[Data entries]
◇ ◇ ◇

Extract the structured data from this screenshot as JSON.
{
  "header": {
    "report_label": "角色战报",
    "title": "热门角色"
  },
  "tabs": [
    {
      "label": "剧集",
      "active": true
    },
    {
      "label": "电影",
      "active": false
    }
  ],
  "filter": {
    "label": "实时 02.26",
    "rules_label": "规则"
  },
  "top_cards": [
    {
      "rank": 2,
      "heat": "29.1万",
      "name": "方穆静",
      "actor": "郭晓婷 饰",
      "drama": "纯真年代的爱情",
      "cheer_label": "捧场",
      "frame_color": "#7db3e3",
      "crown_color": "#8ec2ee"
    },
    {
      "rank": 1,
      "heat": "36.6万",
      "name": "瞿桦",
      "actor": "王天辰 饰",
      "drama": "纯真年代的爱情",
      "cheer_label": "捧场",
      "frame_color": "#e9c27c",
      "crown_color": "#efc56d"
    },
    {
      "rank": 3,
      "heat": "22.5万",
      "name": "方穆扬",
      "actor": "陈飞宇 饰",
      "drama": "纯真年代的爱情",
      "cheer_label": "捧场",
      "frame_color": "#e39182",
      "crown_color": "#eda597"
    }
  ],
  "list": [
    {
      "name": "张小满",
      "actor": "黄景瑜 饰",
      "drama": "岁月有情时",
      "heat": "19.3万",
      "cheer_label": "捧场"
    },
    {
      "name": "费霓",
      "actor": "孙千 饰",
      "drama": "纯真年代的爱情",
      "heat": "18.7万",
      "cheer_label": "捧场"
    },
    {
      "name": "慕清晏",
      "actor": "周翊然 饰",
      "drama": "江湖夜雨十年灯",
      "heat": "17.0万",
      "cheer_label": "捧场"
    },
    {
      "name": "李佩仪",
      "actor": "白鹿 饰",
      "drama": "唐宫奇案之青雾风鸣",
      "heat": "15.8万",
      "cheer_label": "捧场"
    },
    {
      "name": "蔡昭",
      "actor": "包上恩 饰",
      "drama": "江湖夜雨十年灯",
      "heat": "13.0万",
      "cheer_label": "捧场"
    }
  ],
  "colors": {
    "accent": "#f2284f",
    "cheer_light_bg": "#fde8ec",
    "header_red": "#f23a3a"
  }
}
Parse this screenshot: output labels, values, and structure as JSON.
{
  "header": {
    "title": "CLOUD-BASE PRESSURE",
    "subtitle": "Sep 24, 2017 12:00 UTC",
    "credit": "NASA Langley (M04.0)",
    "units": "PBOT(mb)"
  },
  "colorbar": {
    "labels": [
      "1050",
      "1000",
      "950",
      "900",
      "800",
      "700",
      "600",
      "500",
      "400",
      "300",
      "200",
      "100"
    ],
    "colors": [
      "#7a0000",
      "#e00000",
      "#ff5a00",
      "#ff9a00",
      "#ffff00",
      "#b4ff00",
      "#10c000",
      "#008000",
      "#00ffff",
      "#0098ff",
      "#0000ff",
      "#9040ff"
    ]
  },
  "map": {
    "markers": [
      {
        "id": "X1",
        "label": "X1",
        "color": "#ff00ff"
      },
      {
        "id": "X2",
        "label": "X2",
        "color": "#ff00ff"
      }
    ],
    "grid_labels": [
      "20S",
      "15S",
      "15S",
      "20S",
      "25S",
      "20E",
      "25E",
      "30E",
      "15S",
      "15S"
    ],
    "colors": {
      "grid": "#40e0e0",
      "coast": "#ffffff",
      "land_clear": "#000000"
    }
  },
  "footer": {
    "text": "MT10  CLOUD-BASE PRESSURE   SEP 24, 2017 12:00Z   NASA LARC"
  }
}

◇ ◇ ◇

Output the complete data exactly as written.

The solution →
Extract the structured data from this screenshot as JSON.
{
  "header": {
    "report_label": "角色战报",
    "title": "热门角色"
  },
  "tabs": [
    {
      "label": "剧集",
      "active": true
    },
    {
      "label": "电影",
      "active": false
    }
  ],
  "filter": {
    "label": "实时 02.26",
    "rules_label": "规则"
  },
  "top_cards": [
    {
      "rank": 2,
      "heat": "29.1万",
      "name": "方穆静",
      "actor": "郭晓婷 饰",
      "drama": "纯真年代的爱情",
      "cheer_label": "捧场",
      "frame_color": "#7db3e3",
      "crown_color": "#8ec2ee"
    },
    {
      "rank": 1,
      "heat": "36.6万",
      "name": "瞿桦",
      "actor": "王天辰 饰",
      "drama": "纯真年代的爱情",
      "cheer_label": "捧场",
      "frame_color": "#e9c27c",
      "crown_color": "#efc56d"
    },
    {
      "rank": 3,
      "heat": "22.5万",
      "name": "方穆扬",
      "actor": "陈飞宇 饰",
      "drama": "纯真年代的爱情",
      "cheer_label": "捧场",
      "frame_color": "#e39182",
      "crown_color": "#eda597"
    }
  ],
  "list": [
    {
      "name": "张小满",
      "actor": "黄景瑜 饰",
      "drama": "岁月有情时",
      "heat": "19.3万",
      "cheer_label": "捧场"
    },
    {
      "name": "费霓",
      "actor": "孙千 饰",
      "drama": "纯真年代的爱情",
      "heat": "18.7万",
      "cheer_label": "捧场"
    },
    {
      "name": "慕清晏",
      "actor": "周翊然 饰",
      "drama": "江湖夜雨十年灯",
      "heat": "17.0万",
      "cheer_label": "捧场"
    },
    {
      "name": "李佩仪",
      "actor": "白鹿 饰",
      "drama": "唐宫奇案之青雾风鸣",
      "heat": "15.8万",
      "cheer_label": "捧场"
    },
    {
      "name": "蔡昭",
      "actor": "包上恩 饰",
      "drama": "江湖夜雨十年灯",
      "heat": "13.0万",
      "cheer_label": "捧场"
    }
  ],
  "colors": {
    "accent": "#f2284f",
    "cheer_light_bg": "#fde8ec",
    "header_red": "#f23a3a"
  }
}
Parse this screenshot: output labels, values, and structure as JSON.
{
  "header": {
    "title": "CLOUD-BASE PRESSURE",
    "subtitle": "Sep 24, 2017 12:00 UTC",
    "credit": "NASA Langley (M04.0)",
    "units": "PBOT(mb)"
  },
  "colorbar": {
    "labels": [
      "1050",
      "1000",
      "950",
      "900",
      "800",
      "700",
      "600",
      "500",
      "400",
      "300",
      "200",
      "100"
    ],
    "colors": [
      "#7a0000",
      "#e00000",
      "#ff5a00",
      "#ff9a00",
      "#ffff00",
      "#b4ff00",
      "#10c000",
      "#008000",
      "#00ffff",
      "#0098ff",
      "#0000ff",
      "#9040ff"
    ]
  },
  "map": {
    "markers": [
      {
        "id": "X1",
        "label": "X1",
        "color": "#ff00ff"
      },
      {
        "id": "X2",
        "label": "X2",
        "color": "#ff00ff"
      }
    ],
    "grid_labels": [
      "20S",
      "15S",
      "15S",
      "20S",
      "25S",
      "20E",
      "25E",
      "30E",
      "15S",
      "15S"
    ],
    "colors": {
      "grid": "#40e0e0",
      "coast": "#ffffff",
      "land_clear": "#000000"
    }
  },
  "footer": {
    "text": "MT10  CLOUD-BASE PRESSURE   SEP 24, 2017 12:00Z   NASA LARC"
  }
}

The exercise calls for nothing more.